> [PASSAGE]:
Someone else can probably explain this better than I. Essentially it readies what they call the device mapper. It is a layer that sits between your physical harddrive and the operating system that is sending data at it. if you sent data right to the hd, there would be no way to encrypt it. These devices you create handle the encryption then pass the data to the physical device. With that said, you have to umount before closing the mapper device because the mapper device will be busy as long as the mapper device is in use (mounted).  It could be useful to think of it as a loop device if you are familiar with them.

I hope this helps and I didn't confuse anybody farther.

----------

## ycUygB1

I think you should consider writing the docs for LUKS, because you explained it a lot better

than the official docs did.

Encrypting / scares me.  I suppose you had to make an initrd in order to do this?

What is your thinking about why you should encrypt / and not just /home swap and use tmpfs?

I opted for a simpler solution because it seems to be what Gentoo supports,

and that is usually good enough.

----------

## GenKreton

 *hnaparst wrote:*   

> I think you should consider writing the docs for LUKS, because you explained it a lot better
> 
> than the official docs did.

 

Well thank you. My intentions throughout this, besides garnering experience personally and encrypting my own machines, was to write a definitive guide to the plethora of methods available to use. My friend and I were going to collaborate with our findings on performance, ease, implementation, etc at our LUG in Nashua as a starting ground for this. Right now the information on encryption is too far spread out and contradictory because a lot of the sites are outdated. I firmly believe everyone should be using some encryption.

 *hnaparst wrote:*   

> Encrypting / scares me.

  It's a lot to get into a first but it is worth it and very rewarding once you start to experience successes.

 *hnaparst wrote:*   

> I suppose you had to make an initrd in order to do this?

  Yes I had to make an initrd for a full / encryption scheme.

 *hnaparst wrote:*   

> What is your thinking about why you should encrypt / and not just /home swap and use tmpfs?

  I was thinking that being able to access my binaries without cracking the encryption scheme was the weakest point in my system. They could drop in their own modules and edit things till they could obtain the keys/passwrds to break it if they got my laptop long enough to do the work. Some of my reasoning was paranoia, some of it was motivated by the challenge of doing it. Obviously only encrypting the sections containing personal data wll improve your performance some too.

> [DATA PROVIDED]:

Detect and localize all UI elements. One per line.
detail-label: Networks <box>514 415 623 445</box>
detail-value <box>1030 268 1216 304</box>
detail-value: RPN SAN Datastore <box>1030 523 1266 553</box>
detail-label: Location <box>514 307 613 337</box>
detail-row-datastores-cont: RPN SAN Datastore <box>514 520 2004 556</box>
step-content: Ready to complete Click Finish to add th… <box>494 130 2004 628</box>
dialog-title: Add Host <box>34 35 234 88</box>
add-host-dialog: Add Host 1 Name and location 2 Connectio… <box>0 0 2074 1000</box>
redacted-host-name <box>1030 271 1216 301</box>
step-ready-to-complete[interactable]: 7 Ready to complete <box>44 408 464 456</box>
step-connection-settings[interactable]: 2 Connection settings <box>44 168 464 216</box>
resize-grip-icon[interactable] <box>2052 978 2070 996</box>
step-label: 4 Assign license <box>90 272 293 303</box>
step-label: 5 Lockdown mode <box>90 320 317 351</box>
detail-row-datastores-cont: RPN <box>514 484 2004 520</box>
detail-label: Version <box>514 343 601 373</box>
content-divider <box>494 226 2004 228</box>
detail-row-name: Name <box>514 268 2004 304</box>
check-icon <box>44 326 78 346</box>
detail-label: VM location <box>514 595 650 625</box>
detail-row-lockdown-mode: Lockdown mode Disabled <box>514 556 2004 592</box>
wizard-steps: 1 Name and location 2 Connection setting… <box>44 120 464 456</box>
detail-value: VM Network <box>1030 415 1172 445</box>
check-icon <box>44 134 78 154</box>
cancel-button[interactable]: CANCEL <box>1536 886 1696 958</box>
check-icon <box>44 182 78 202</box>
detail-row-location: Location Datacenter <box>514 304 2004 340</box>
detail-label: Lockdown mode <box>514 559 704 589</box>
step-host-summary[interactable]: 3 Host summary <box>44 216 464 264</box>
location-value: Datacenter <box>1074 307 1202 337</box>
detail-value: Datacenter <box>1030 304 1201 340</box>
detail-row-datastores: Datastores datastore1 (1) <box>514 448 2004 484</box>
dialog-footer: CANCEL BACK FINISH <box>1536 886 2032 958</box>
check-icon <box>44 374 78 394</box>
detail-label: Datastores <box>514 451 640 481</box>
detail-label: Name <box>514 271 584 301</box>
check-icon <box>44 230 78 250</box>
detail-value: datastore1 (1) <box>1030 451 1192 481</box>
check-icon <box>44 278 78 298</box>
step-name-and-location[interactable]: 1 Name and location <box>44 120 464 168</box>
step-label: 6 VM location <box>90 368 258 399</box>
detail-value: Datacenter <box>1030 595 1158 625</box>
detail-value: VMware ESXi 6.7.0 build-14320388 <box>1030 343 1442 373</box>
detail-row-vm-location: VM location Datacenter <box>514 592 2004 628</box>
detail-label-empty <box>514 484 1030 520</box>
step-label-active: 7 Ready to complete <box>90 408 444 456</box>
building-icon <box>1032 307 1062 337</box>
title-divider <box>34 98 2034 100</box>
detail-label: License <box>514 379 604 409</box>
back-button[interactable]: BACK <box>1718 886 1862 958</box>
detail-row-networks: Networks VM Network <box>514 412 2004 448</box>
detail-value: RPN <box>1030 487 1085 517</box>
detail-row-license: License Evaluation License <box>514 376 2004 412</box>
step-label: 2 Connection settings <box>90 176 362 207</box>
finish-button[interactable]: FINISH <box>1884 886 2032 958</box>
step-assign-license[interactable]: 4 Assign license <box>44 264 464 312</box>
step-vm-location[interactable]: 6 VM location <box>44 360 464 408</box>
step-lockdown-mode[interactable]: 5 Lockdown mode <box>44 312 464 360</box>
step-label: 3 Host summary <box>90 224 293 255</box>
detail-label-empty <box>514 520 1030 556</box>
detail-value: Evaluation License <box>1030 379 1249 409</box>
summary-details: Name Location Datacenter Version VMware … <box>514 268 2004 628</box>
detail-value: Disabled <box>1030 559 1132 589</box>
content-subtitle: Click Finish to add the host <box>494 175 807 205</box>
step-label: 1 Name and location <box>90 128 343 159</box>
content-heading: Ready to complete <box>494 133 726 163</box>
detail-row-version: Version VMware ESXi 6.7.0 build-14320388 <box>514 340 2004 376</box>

> [PROBLEMS TO SOLVE]:
1: Based on the encryption thread, say whether each statement below agrees with it, answering yes or no and quoting the deciding words exactly. (a) GenKreton needed an initrd to encrypt the whole root filesystem. (b) GenKreton says the mapper device can be closed while it is still mounted. (c) GenKreton planned to write the encryption guide alone.
2: Copy the encryption thread between "It's a lot to" and "performance some too.", inclusive.
3: Write what follows the final sentence of the encryption thread.

> [ANSWERS FOR THE TASKS]:
1:
(a) Yes: "Yes I had to make an initrd for a full / encryption scheme."
(b) No: "you have to umount before closing the mapper device"
(c) No: "My friend and I were going to collaborate with our findings"

2:
It's a lot to get into a first but it is worth it and very rewarding once you start to experience successes.

 *hnaparst wrote:*   

> I suppose you had to make an initrd in order to do this?

  Yes I had to make an initrd for a full / encryption scheme.

 *hnaparst wrote:*   

> What is your thinking about why you should encrypt / and not just /home swap and use tmpfs?

  I was thinking that being able to access my binaries without cracking the encryption scheme was the weakest point in my system. They could drop in their own modules and edit things till they could obtain the keys/passwrds to break it if they got my laptop long enough to do the work. Some of my reasoning was paranoia, some of it was motivated by the challenge of doing it. Obviously only encrypting the sections containing personal data wll improve your performance some too.

3:
 *hnaparst wrote:*   

> I opted for a simpler solution because it seems to be what Gentoo supports,
> 
> and that is usually good enough.

  I have to agree with you here. Encrypting individual partitions like /home, /temp and swap is EXTREMELY easy using dmcrypt luks and the unstable baselayout. The gentoo developers did a superb job with /etc/conf.d/cryptfs. It is a lot less work to use this method. Hopefully, myself and others can reduce the work for full root encryption though.

If you have any more questions or input, feel free to post or message me.

----------

## Massimo B.

 *hnaparst wrote:*   

> there is actually another command "luksClose" which is not explained either.

 

luksClose deletes the mapper device /dev/mapper/_xxx which holds the decrypted blockdevice. You have to Open it again and provide one of the passphrases.

 *hnaparst wrote:*   

> how to make this happen automatically at boot time??

 

 Automatically mount dm-crypt encrypted home with pam_mount explains how to open the encrypted home partition with the user password only automatically.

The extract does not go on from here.